_Goal of the exercise:_ Wherever a picture appears in the data below, omit it, and restate everything else word for word.

_Entries shown:_
___

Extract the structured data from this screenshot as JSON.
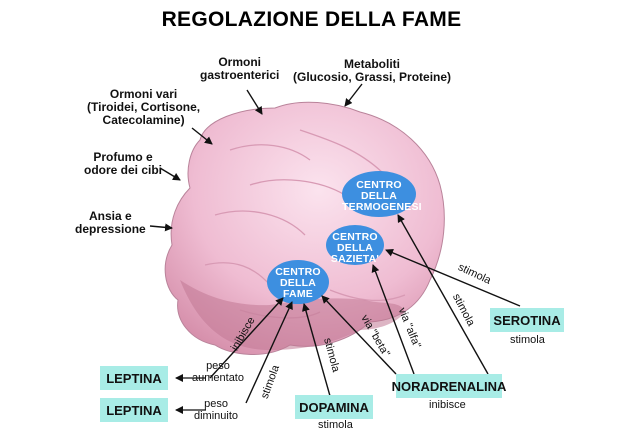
{
  "title": "REGOLAZIONE DELLA FAME",
  "inputs": {
    "ormoni_gastro": "Ormoni\ngastroenterici",
    "metaboliti": "Metaboliti\n(Glucosio, Grassi, Proteine)",
    "ormoni_vari": "Ormoni vari\n(Tiroidei, Cortisone,\nCatecolamine)",
    "profumo": "Profumo e\nodore dei cibi",
    "ansia": "Ansia e\ndepressione"
  },
  "centers": {
    "termogenesi": "CENTRO\nDELLA\nTERMOGENESI",
    "sazieta": "CENTRO\nDELLA\nSAZIETA'",
    "fame": "CENTRO\nDELLA\nFAME"
  },
  "boxes": {
    "leptina_1": "LEPTINA",
    "leptina_2": "LEPTINA",
    "dopamina": "DOPAMINA",
    "noradrenalina": "NORADRENALINA",
    "serotina": "SEROTINA"
  },
  "annotations": {
    "peso_aumentato": "peso\naumentato",
    "peso_diminuito": "peso\ndiminuito",
    "inibisce_leptina": "inibisce",
    "stimola_leptina": "stimola",
    "stimola_dopamina_line": "stimola",
    "stimola_dopamina_box": "stimola",
    "via_beta": "via \"beta\"",
    "via_alfa": "via \"alfa\"",
    "stimola_nor": "stimola",
    "inibisce_nor": "inibisce",
    "stimola_ser_line": "stimola",
    "stimola_ser_box": "stimola"
  },
  "colors": {
    "brain": "#f3c6d8",
    "center": "#3d8fe0",
    "box": "#a8ece6"
  }
}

___

_Answer section:_
Extract the structured data from this screenshot as JSON.
{
  "title": "REGOLAZIONE DELLA FAME",
  "inputs": {
    "ormoni_gastro": "Ormoni\ngastroenterici",
    "metaboliti": "Metaboliti\n(Glucosio, Grassi, Proteine)",
    "ormoni_vari": "Ormoni vari\n(Tiroidei, Cortisone,\nCatecolamine)",
    "profumo": "Profumo e\nodore dei cibi",
    "ansia": "Ansia e\ndepressione"
  },
  "centers": {
    "termogenesi": "CENTRO\nDELLA\nTERMOGENESI",
    "sazieta": "CENTRO\nDELLA\nSAZIETA'",
    "fame": "CENTRO\nDELLA\nFAME"
  },
  "boxes": {
    "leptina_1": "LEPTINA",
    "leptina_2": "LEPTINA",
    "dopamina": "DOPAMINA",
    "noradrenalina": "NORADRENALINA",
    "serotina": "SEROTINA"
  },
  "annotations": {
    "peso_aumentato": "peso\naumentato",
    "peso_diminuito": "peso\ndiminuito",
    "inibisce_leptina": "inibisce",
    "stimola_leptina": "stimola",
    "stimola_dopamina_line": "stimola",
    "stimola_dopamina_box": "stimola",
    "via_beta": "via \"beta\"",
    "via_alfa": "via \"alfa\"",
    "stimola_nor": "stimola",
    "inibisce_nor": "inibisce",
    "stimola_ser_line": "stimola",
    "stimola_ser_box": "stimola"
  },
  "colors": {
    "brain": "#f3c6d8",
    "center": "#3d8fe0",
    "box": "#a8ece6"
  }
}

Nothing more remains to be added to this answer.